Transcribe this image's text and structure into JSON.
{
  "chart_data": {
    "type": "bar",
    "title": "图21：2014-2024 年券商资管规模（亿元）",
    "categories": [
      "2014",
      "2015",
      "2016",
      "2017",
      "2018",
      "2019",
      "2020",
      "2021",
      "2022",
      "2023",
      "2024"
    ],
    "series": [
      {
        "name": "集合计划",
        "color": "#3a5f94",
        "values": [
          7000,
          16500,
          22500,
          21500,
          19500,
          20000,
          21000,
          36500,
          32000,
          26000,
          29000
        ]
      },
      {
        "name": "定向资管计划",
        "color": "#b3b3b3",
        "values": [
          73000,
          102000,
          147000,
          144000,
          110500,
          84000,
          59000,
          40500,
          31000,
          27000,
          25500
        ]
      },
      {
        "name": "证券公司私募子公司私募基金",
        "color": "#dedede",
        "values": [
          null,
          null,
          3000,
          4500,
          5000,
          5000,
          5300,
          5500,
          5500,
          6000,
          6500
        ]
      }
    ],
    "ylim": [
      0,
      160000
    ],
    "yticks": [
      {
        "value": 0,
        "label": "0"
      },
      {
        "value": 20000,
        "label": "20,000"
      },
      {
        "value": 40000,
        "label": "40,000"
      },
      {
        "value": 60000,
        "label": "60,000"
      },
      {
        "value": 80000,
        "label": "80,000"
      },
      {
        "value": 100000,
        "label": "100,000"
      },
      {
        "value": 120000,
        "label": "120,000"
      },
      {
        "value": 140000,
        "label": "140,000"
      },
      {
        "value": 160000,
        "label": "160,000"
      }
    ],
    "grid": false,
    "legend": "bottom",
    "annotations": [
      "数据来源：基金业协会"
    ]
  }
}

§ **WRITTEN INSTRUCTION**
Your task is to transcribe the listing above in full, exactly as given.

§ **RESPONSE TO THIS EXERCISE**
Transcribe this image's text and structure into JSON.
{
  "chart_data": {
    "type": "bar",
    "title": "图21：2014-2024 年券商资管规模（亿元）",
    "categories": [
      "2014",
      "2015",
      "2016",
      "2017",
      "2018",
      "2019",
      "2020",
      "2021",
      "2022",
      "2023",
      "2024"
    ],
    "series": [
      {
        "name": "集合计划",
        "color": "#3a5f94",
        "values": [
          7000,
          16500,
          22500,
          21500,
          19500,
          20000,
          21000,
          36500,
          32000,
          26000,
          29000
        ]
      },
      {
        "name": "定向资管计划",
        "color": "#b3b3b3",
        "values": [
          73000,
          102000,
          147000,
          144000,
          110500,
          84000,
          59000,
          40500,
          31000,
          27000,
          25500
        ]
      },
      {
        "name": "证券公司私募子公司私募基金",
        "color": "#dedede",
        "values": [
          null,
          null,
          3000,
          4500,
          5000,
          5000,
          5300,
          5500,
          5500,
          6000,
          6500
        ]
      }
    ],
    "ylim": [
      0,
      160000
    ],
    "yticks": [
      {
        "value": 0,
        "label": "0"
      },
      {
        "value": 20000,
        "label": "20,000"
      },
      {
        "value": 40000,
        "label": "40,000"
      },
      {
        "value": 60000,
        "label": "60,000"
      },
      {
        "value": 80000,
        "label": "80,000"
      },
      {
        "value": 100000,
        "label": "100,000"
      },
      {
        "value": 120000,
        "label": "120,000"
      },
      {
        "value": 140000,
        "label": "140,000"
      },
      {
        "value": 160000,
        "label": "160,000"
      }
    ],
    "grid": false,
    "legend": "bottom",
    "annotations": [
      "数据来源：基金业协会"
    ]
  }
}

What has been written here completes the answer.